> [Exercise instructions] Compile every line that includes the word "Output".

> [Information provided]
- - -

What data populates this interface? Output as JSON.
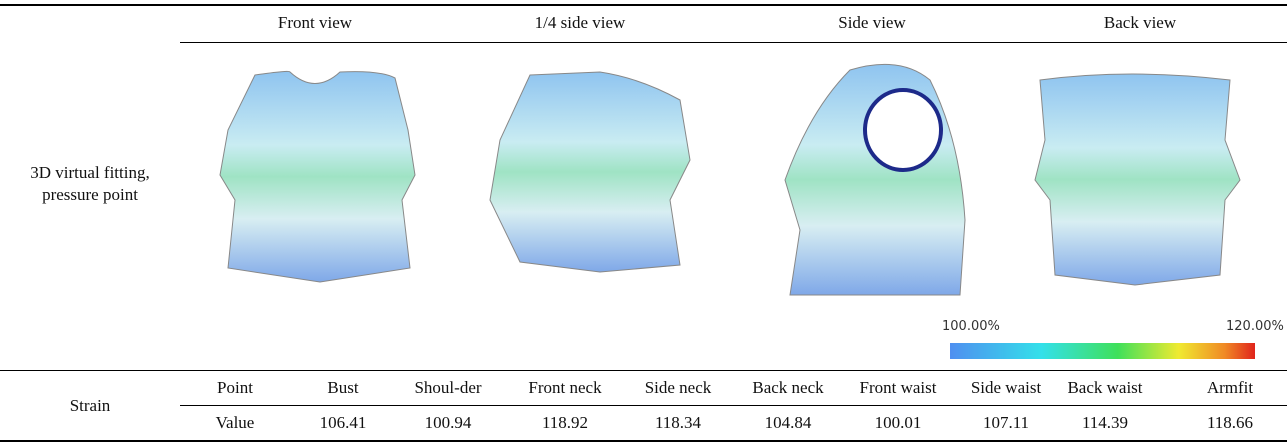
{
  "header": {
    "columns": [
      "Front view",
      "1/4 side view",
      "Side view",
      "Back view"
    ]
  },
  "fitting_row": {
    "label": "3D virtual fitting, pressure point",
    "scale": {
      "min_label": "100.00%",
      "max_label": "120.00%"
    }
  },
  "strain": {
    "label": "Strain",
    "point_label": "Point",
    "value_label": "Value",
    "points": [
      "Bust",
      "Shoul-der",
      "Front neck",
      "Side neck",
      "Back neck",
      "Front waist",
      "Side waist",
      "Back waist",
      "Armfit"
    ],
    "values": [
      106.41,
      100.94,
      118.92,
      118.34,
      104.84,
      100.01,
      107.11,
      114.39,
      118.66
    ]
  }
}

- - -

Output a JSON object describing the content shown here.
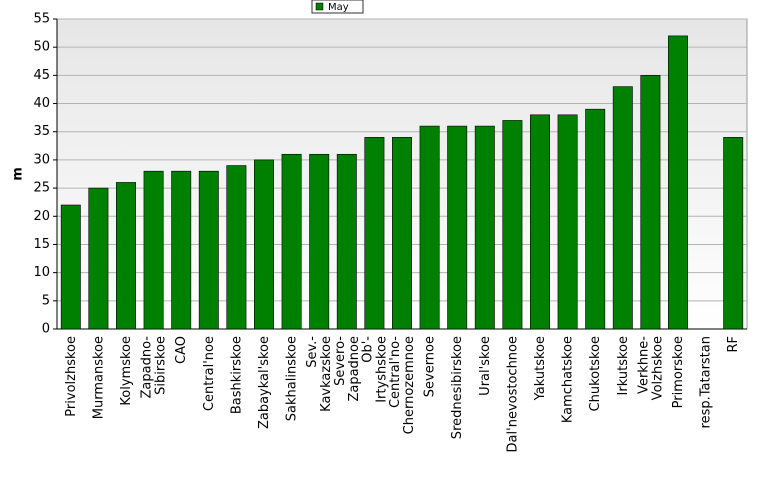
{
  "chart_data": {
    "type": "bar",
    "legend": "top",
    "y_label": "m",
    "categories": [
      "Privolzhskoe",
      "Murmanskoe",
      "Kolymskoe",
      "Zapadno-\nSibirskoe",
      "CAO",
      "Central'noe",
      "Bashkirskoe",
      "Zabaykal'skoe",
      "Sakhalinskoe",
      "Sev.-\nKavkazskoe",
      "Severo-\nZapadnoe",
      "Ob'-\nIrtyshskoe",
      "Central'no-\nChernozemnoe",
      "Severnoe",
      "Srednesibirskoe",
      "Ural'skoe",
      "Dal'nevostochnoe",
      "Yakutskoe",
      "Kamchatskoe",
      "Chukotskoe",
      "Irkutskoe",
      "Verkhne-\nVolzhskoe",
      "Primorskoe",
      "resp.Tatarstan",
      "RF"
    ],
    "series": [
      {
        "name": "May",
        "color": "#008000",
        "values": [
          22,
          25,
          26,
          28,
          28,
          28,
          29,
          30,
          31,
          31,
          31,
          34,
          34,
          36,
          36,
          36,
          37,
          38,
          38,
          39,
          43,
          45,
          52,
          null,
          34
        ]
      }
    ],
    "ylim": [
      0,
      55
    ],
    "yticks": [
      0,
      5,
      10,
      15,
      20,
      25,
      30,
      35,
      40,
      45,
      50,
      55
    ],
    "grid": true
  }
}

- - -

> [Expected answer]
What data populates this interface? Output as JSON.
Output a JSON object describing the content shown here.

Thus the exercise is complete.